Data items
━━━━━━━━━━━━━━━━

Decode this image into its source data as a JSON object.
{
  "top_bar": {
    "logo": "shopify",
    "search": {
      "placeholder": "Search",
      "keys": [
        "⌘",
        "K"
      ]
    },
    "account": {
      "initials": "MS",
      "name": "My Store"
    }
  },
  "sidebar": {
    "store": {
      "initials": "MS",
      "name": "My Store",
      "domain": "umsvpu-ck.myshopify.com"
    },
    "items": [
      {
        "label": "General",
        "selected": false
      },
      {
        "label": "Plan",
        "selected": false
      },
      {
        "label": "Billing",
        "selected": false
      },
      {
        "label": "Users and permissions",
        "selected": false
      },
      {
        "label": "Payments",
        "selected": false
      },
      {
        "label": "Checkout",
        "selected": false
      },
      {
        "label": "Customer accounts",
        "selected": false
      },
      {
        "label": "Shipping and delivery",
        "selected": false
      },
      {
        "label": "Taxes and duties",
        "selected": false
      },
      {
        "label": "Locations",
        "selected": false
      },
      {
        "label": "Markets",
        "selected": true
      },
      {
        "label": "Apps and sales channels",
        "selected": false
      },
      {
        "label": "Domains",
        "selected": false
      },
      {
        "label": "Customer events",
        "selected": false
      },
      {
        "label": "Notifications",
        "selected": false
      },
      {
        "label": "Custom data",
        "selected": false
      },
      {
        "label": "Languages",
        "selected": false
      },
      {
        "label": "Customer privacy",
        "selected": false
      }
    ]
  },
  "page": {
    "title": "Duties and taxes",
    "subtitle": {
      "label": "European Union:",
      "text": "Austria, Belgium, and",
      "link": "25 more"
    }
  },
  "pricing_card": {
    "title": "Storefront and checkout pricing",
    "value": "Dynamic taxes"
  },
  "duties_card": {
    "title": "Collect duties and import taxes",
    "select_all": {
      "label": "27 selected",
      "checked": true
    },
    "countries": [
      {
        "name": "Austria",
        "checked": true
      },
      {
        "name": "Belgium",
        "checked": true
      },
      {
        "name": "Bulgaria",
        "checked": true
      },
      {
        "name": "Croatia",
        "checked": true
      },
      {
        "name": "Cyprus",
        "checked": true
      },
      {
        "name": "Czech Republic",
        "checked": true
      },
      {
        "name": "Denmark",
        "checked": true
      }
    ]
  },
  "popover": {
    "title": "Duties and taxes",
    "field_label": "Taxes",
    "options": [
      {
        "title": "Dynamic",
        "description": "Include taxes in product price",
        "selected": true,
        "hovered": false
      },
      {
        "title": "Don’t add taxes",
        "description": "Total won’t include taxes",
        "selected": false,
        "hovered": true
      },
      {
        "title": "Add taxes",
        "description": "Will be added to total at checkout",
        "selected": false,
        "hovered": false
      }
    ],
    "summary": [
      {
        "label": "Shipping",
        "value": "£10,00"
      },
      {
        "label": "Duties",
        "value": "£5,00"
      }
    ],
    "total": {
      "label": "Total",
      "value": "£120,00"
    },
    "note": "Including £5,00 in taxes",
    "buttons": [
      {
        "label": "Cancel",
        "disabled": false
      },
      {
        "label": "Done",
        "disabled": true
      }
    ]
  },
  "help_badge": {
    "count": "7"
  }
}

━━━━━━━━━━━━━━━━

**Exercise goal:** Your task is to print all of the records exactly.

**Response below:**
Decode this image into its source data as a JSON object.
{
  "top_bar": {
    "logo": "shopify",
    "search": {
      "placeholder": "Search",
      "keys": [
        "⌘",
        "K"
      ]
    },
    "account": {
      "initials": "MS",
      "name": "My Store"
    }
  },
  "sidebar": {
    "store": {
      "initials": "MS",
      "name": "My Store",
      "domain": "umsvpu-ck.myshopify.com"
    },
    "items": [
      {
        "label": "General",
        "selected": false
      },
      {
        "label": "Plan",
        "selected": false
      },
      {
        "label": "Billing",
        "selected": false
      },
      {
        "label": "Users and permissions",
        "selected": false
      },
      {
        "label": "Payments",
        "selected": false
      },
      {
        "label": "Checkout",
        "selected": false
      },
      {
        "label": "Customer accounts",
        "selected": false
      },
      {
        "label": "Shipping and delivery",
        "selected": false
      },
      {
        "label": "Taxes and duties",
        "selected": false
      },
      {
        "label": "Locations",
        "selected": false
      },
      {
        "label": "Markets",
        "selected": true
      },
      {
        "label": "Apps and sales channels",
        "selected": false
      },
      {
        "label": "Domains",
        "selected": false
      },
      {
        "label": "Customer events",
        "selected": false
      },
      {
        "label": "Notifications",
        "selected": false
      },
      {
        "label": "Custom data",
        "selected": false
      },
      {
        "label": "Languages",
        "selected": false
      },
      {
        "label": "Customer privacy",
        "selected": false
      }
    ]
  },
  "page": {
    "title": "Duties and taxes",
    "subtitle": {
      "label": "European Union:",
      "text": "Austria, Belgium, and",
      "link": "25 more"
    }
  },
  "pricing_card": {
    "title": "Storefront and checkout pricing",
    "value": "Dynamic taxes"
  },
  "duties_card": {
    "title": "Collect duties and import taxes",
    "select_all": {
      "label": "27 selected",
      "checked": true
    },
    "countries": [
      {
        "name": "Austria",
        "checked": true
      },
      {
        "name": "Belgium",
        "checked": true
      },
      {
        "name": "Bulgaria",
        "checked": true
      },
      {
        "name": "Croatia",
        "checked": true
      },
      {
        "name": "Cyprus",
        "checked": true
      },
      {
        "name": "Czech Republic",
        "checked": true
      },
      {
        "name": "Denmark",
        "checked": true
      }
    ]
  },
  "popover": {
    "title": "Duties and taxes",
    "field_label": "Taxes",
    "options": [
      {
        "title": "Dynamic",
        "description": "Include taxes in product price",
        "selected": true,
        "hovered": false
      },
      {
        "title": "Don’t add taxes",
        "description": "Total won’t include taxes",
        "selected": false,
        "hovered": true
      },
      {
        "title": "Add taxes",
        "description": "Will be added to total at checkout",
        "selected": false,
        "hovered": false
      }
    ],
    "summary": [
      {
        "label": "Shipping",
        "value": "£10,00"
      },
      {
        "label": "Duties",
        "value": "£5,00"
      }
    ],
    "total": {
      "label": "Total",
      "value": "£120,00"
    },
    "note": "Including £5,00 in taxes",
    "buttons": [
      {
        "label": "Cancel",
        "disabled": false
      },
      {
        "label": "Done",
        "disabled": true
      }
    ]
  },
  "help_badge": {
    "count": "7"
  }
}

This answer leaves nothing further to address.